> Given exercise:
Repeat the listing word for word. No pictures belong in the copy.

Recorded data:
★ ★ ★ ★ ★
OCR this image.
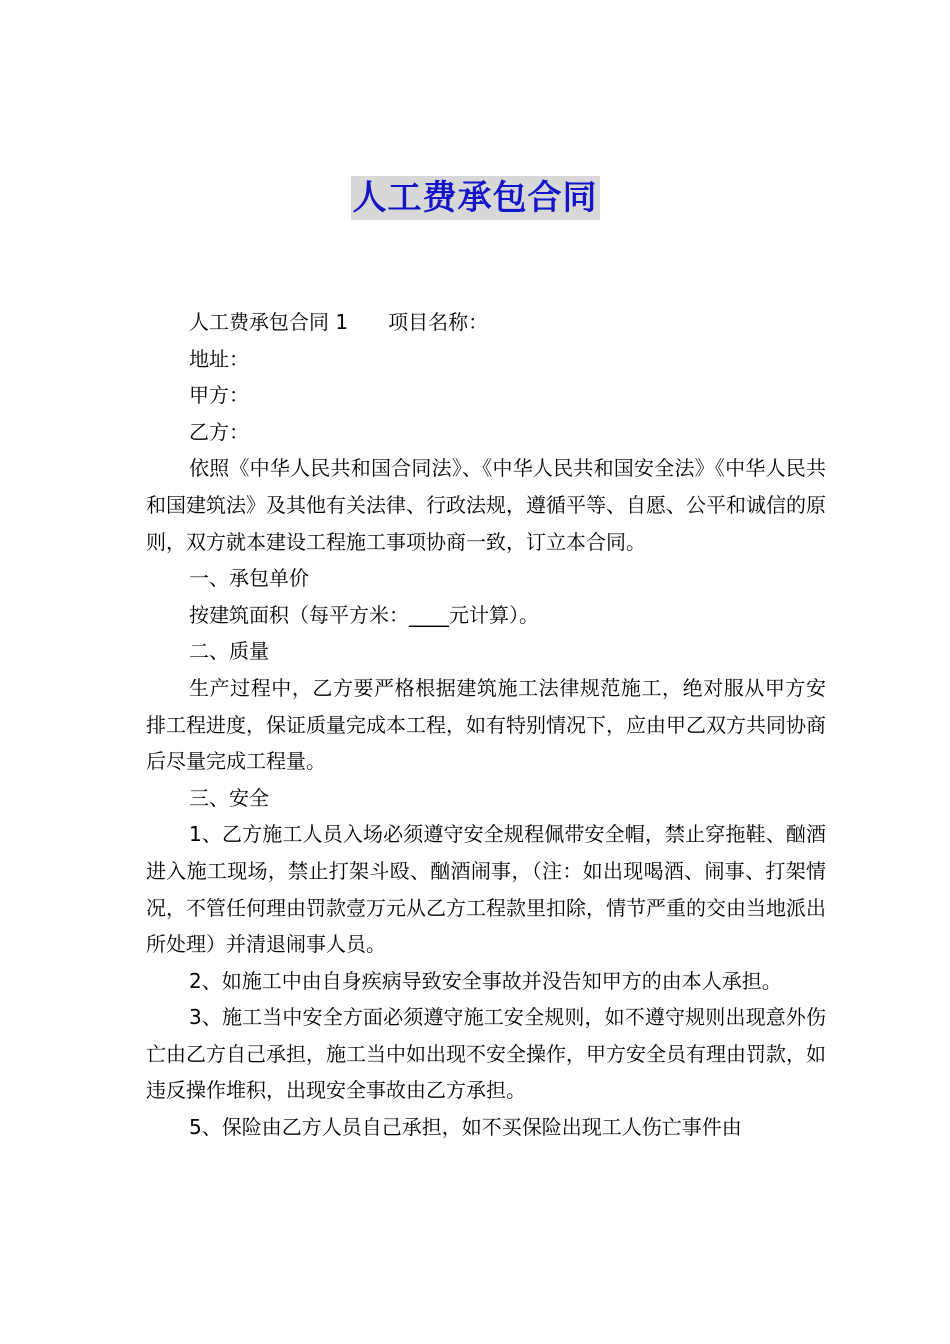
人工费承包合同

人工费承包合同 1 项目名称：

地址：

甲方：

乙方：

依照《中华人民共和国合同法》、《中华人民共和国安全法》《中华人民共和国建筑法》及其他有关法律、行政法规，遵循平等、自愿、公平和诚信的原则，双方就本建设工程施工事项协商一致，订立本合同。

一、承包单价

按建筑面积（每平方米：____元计算）。

二、质量

生产过程中，乙方要严格根据建筑施工法律规范施工，绝对服从甲方安排工程进度，保证质量完成本工程，如有特别情况下，应由甲乙双方共同协商后尽量完成工程量。

三、安全

1、乙方施工人员入场必须遵守安全规程佩带安全帽，禁止穿拖鞋、酗酒进入施工现场，禁止打架斗殴、酗酒闹事，（注：如出现喝酒、闹事、打架情况，不管任何理由罚款壹万元从乙方工程款里扣除，情节严重的交由当地派出所处理）并清退闹事人员。

2、如施工中由自身疾病导致安全事故并没告知甲方的由本人承担。

3、施工当中安全方面必须遵守施工安全规则，如不遵守规则出现意外伤亡由乙方自己承担，施工当中如出现不安全操作，甲方安全员有理由罚款，如违反操作堆积，出现安全事故由乙方承担。

5、保险由乙方人员自己承担，如不买保险出现工人伤亡事件由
★ ★ ★ ★ ★
> Expected answer:
OCR this image.
人工费承包合同

人工费承包合同 1 项目名称：

地址：

甲方：

乙方：

依照《中华人民共和国合同法》、《中华人民共和国安全法》《中华人民共和国建筑法》及其他有关法律、行政法规，遵循平等、自愿、公平和诚信的原则，双方就本建设工程施工事项协商一致，订立本合同。

一、承包单价

按建筑面积（每平方米：____元计算）。

二、质量

生产过程中，乙方要严格根据建筑施工法律规范施工，绝对服从甲方安排工程进度，保证质量完成本工程，如有特别情况下，应由甲乙双方共同协商后尽量完成工程量。

三、安全

1、乙方施工人员入场必须遵守安全规程佩带安全帽，禁止穿拖鞋、酗酒进入施工现场，禁止打架斗殴、酗酒闹事，（注：如出现喝酒、闹事、打架情况，不管任何理由罚款壹万元从乙方工程款里扣除，情节严重的交由当地派出所处理）并清退闹事人员。

2、如施工中由自身疾病导致安全事故并没告知甲方的由本人承担。

3、施工当中安全方面必须遵守施工安全规则，如不遵守规则出现意外伤亡由乙方自己承担，施工当中如出现不安全操作，甲方安全员有理由罚款，如违反操作堆积，出现安全事故由乙方承担。

5、保险由乙方人员自己承担，如不买保险出现工人伤亡事件由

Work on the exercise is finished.